Citez mot pour mot, s'il vous plaît, le passage de l'extrait sur la moto pour personnes à mobilité réduite qui débute aux mots « Méthodologie » et s'arrête après « moto à Alès. ».

++++ Extrait du document

Ainsi, c’est la complémentarité de facilitateurs humains et technologiques qui rend possible aujourd’hui la pratique de la moto sur circuit pour personnes à mobilités réduites. Il faut néanmoins prendre en compte selon Hamonet (2016, p.61), en s’appuyant sur la formule de Pierre Minaire « Le handicap n’est pas une constante, mais une variable », que pour « faire varier le « curseur » dans le bon sens, c’est d’abord sur les situations qu’il faut agir afin de les rendre moins « handicapantes » ». Ainsi, ces facilitateurs humains et technologiques peuvent aussi se révéler être des obstacles. Reste encore à définir la nature de ces facilitateurs/obstacles et la manière dont ils sont utilisés. C’est pourquoi nous avons décidé de suivre l’association PHS et le développement de son pôle mécanique afin de comprendre : Comment l’association PHS permet à des PMR de remonter à moto dans un cadre aménagé impliquant une moto adaptée et un accompagnement suivi par pair-aidance ?
Méthodologie
Afin de répondre à notre problématique, nous avons analysé les différentes expériences vécues par des personnes paraplégiques, qui prennent la décision de remonter à moto dans un cadre aménagé par l’association « Planète handisport » (PHS). Notre travail d’enquête s’est appuyé essentiellement sur des entretiens semi-dirigés qui ont été guidés et complétés par de l’observation participante réalisée sur circuit moto à Alès.

++++++++
++++ Données disponibles

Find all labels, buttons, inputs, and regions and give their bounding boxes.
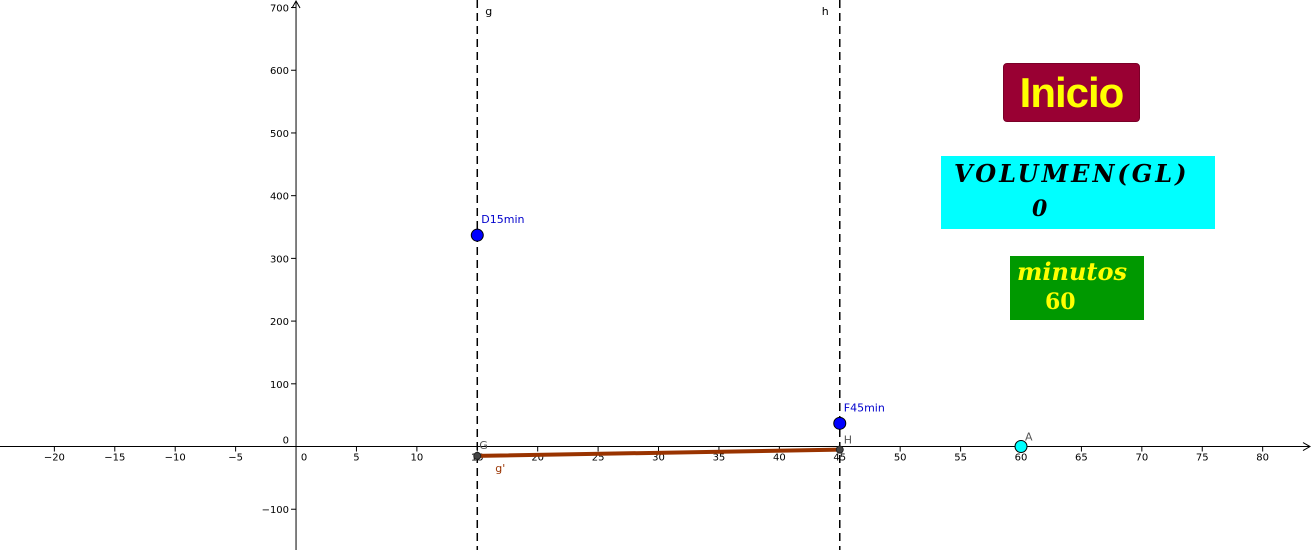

++++++++

◆ Tâche accomplie:
Méthodologie
Afin de répondre à notre problématique, nous avons analysé les différentes expériences vécues par des personnes paraplégiques, qui prennent la décision de remonter à moto dans un cadre aménagé par l’association « Planète handisport » (PHS). Notre travail d’enquête s’est appuyé essentiellement sur des entretiens semi-dirigés qui ont été guidés et complétés par de l’observation participante réalisée sur circuit moto à Alès.